** Begin READING PASSAGE **
Previous contributors include Jesmyn Ward, Lauren Groff, Bret Easton Ellis, Celeste Ng, T.C. Boyle, Dana Spiotta, Amy Bloom, Aimee Bender, Roxane Gay, and many others.

Alma Katsu’s novel The Fervor is a masterfully told and timely book of historical horror fiction.

Publishers Weekly wrote of the book:

“Katsu weaves myriad perspectives into a powerful historical horror novel centered on the internment of Japanese Americans during WWII. . . . The meticulous and compassionate portraiture, placed against the backdrop of what evils humans do to one another, creates a horror that renders even the creepiest spiders merely decorative in comparison. Horror readers looking for sharp social commentary should snap this up.”

In her own words, here is Alma Katsu’s Book Notes music playlist for her novel The Fervor:

The Fervor is set in an internment camp for the Japanese during WWII. The main character, Meiko Briggs, is Japanese, married to a white man who enlisted in the military after Pearl Harbor. The novel combines historical fiction with horror in order to explore anti-Asian racism in the U.S. both past and present. I say “present” because I try to show in the book how, in some important ways, things haven’t changed from the 1940s.
** End READING PASSAGE **
_REQUEST A_
Decide whether each statement agrees with the passage on Alma Katsu's novel The Fervor. Answer yes or no for each, and quote the words from the passage that settle it.
(i) The main character is married to a white man who joined the military after Pearl Harbor.
(ii) The novel is set in a prison camp during World War I.
(iii) Publishers Weekly described the book as a comic novel.
_REQUEST B_
Pick up the passage on Alma Katsu's playlist for The Fervor after its last sentence and carry it on.
The listing plays no part in what is asked here.
** Begin DATASET EXTRACT **
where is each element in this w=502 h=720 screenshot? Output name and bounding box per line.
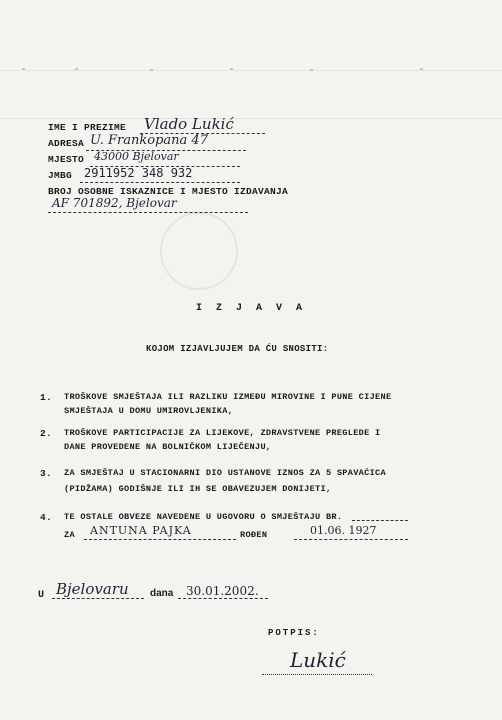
** End DATASET EXTRACT **
_ANSWER A_
(i) Yes: "married to a white man who enlisted in the military after Pearl Harbor"
(ii) No: "set in an internment camp for the Japanese during WWII"
(iii) No: "a powerful historical horror novel"

_ANSWER B_
Since it’s been approximately 80 years since WWII and readers might be unfamiliar with the pop culture of that era, I thought it would be interesting to put together a playlist of popular American music of the time. There is a specific sentiment conveyed by these wartime songs that is unmistakable and singular to WWII. You hear this music and are instantly conveyed back in time.

One of the things I find shocking, from a modern perspective, is the extent to which American popular music and film were used to support the war effort. It’s unlikely that you’d see the same thing happen today. Take the War on Terrorism: while it was widely supported by Americans, we didn’t see the music and film industries churning out content that blatantly buttressed the Government’s actions. My father fought in WWII and my mother was a teenager in Japan during the war. I heard these songs and watched these movies as a child, and yet I never questioned the jingoism and fervent animosity towards the enemy, both Germany and Japan, depicted therein.

The Fervor playlist:

I’ll Be Seeing You – Billie Holiday and Eddie Haywood and his Orchestra (1944)

With 16 million American men serving during the war, sweethearts and couples separated while the man is off fighting was a common theme. This song about long-distance love was so popular that it was recorded by three artists in one year: Bing Crosby, Jo Stafford, and my favorite, Billie Holiday with Eddie Haywood and his Orchestra. In The Fervor, Archie Mitchell, in training to become a minister, realizes that there might be more than the mid-Western world he knows when his neighbor, the pilot Jamie Briggs, introduces him to jazz singers like Holiday.

White Christmas – Bing Crosby (1942)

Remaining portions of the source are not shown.